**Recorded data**
□ □ □

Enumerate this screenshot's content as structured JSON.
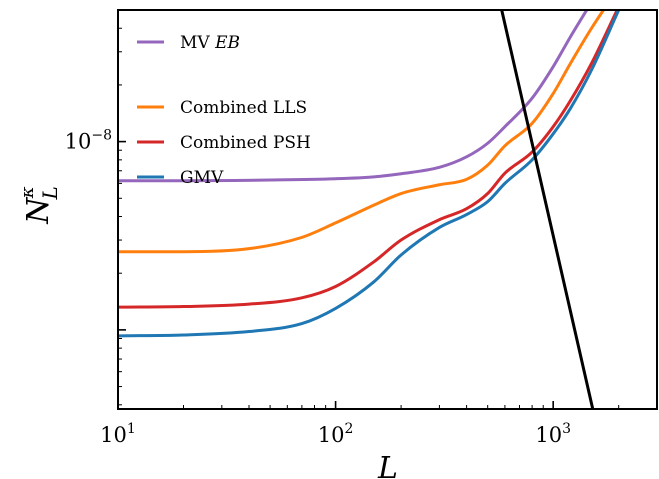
{
  "chart_data": {
    "type": "line",
    "xlabel": "L",
    "ylabel_main": "N",
    "ylabel_super": "κ",
    "ylabel_sub": "L",
    "x_scale": "log",
    "y_scale": "log",
    "xlim": [
      10,
      3000
    ],
    "ylim": [
      3.8e-10,
      5e-08
    ],
    "x_tick_labels": [
      {
        "value": 10,
        "base": "10",
        "exp": "1"
      },
      {
        "value": 100,
        "base": "10",
        "exp": "2"
      },
      {
        "value": 1000,
        "base": "10",
        "exp": "3"
      }
    ],
    "y_tick_labels": [
      {
        "value": 1e-08,
        "base": "10",
        "exp": "−8"
      }
    ],
    "legend_position": "top-left",
    "series": [
      {
        "name": "MV",
        "name_suffix": "EB",
        "color": "#9467bd",
        "x": [
          10,
          20,
          50,
          100,
          150,
          200,
          300,
          400,
          500,
          600,
          800,
          1000,
          1200,
          1500
        ],
        "y": [
          6.2e-09,
          6.2e-09,
          6.25e-09,
          6.35e-09,
          6.5e-09,
          6.75e-09,
          7.3e-09,
          8.3e-09,
          9.8e-09,
          1.2e-08,
          1.7e-08,
          2.5e-08,
          3.6e-08,
          5.5e-08
        ]
      },
      {
        "name": "Combined LLS",
        "color": "#ff7f0e",
        "x": [
          10,
          20,
          40,
          70,
          100,
          150,
          200,
          300,
          400,
          500,
          600,
          800,
          1000,
          1200,
          1500,
          1800
        ],
        "y": [
          2.6e-09,
          2.6e-09,
          2.7e-09,
          3.1e-09,
          3.7e-09,
          4.6e-09,
          5.3e-09,
          5.9e-09,
          6.3e-09,
          7.5e-09,
          9.5e-09,
          1.25e-08,
          1.8e-08,
          2.6e-08,
          4e-08,
          5.5e-08
        ]
      },
      {
        "name": "Combined PSH",
        "color": "#d62728",
        "x": [
          10,
          20,
          40,
          70,
          100,
          150,
          200,
          300,
          400,
          500,
          600,
          800,
          1000,
          1200,
          1500,
          2000
        ],
        "y": [
          1.32e-09,
          1.33e-09,
          1.37e-09,
          1.48e-09,
          1.7e-09,
          2.3e-09,
          3e-09,
          3.85e-09,
          4.4e-09,
          5.3e-09,
          6.8e-09,
          8.8e-09,
          1.2e-08,
          1.65e-08,
          2.6e-08,
          5.2e-08
        ]
      },
      {
        "name": "GMV",
        "color": "#1f77b4",
        "x": [
          10,
          20,
          40,
          70,
          100,
          150,
          200,
          300,
          400,
          500,
          600,
          800,
          1000,
          1200,
          1500,
          2000
        ],
        "y": [
          9.3e-10,
          9.4e-10,
          9.8e-10,
          1.08e-09,
          1.3e-09,
          1.8e-09,
          2.5e-09,
          3.5e-09,
          4.1e-09,
          4.8e-09,
          6e-09,
          8e-09,
          1.1e-08,
          1.5e-08,
          2.4e-08,
          5e-08
        ]
      },
      {
        "color": "#000000",
        "x": [
          580,
          1520
        ],
        "y": [
          5e-08,
          3.8e-10
        ]
      }
    ]
  }
}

□ □ □

**PROBLEM REQUIREMENTS**
Pick out each line that holds the string "Combined".

**EXERCISE SOLUTION**
        "name": "Combined LLS",
        "name": "Combined PSH",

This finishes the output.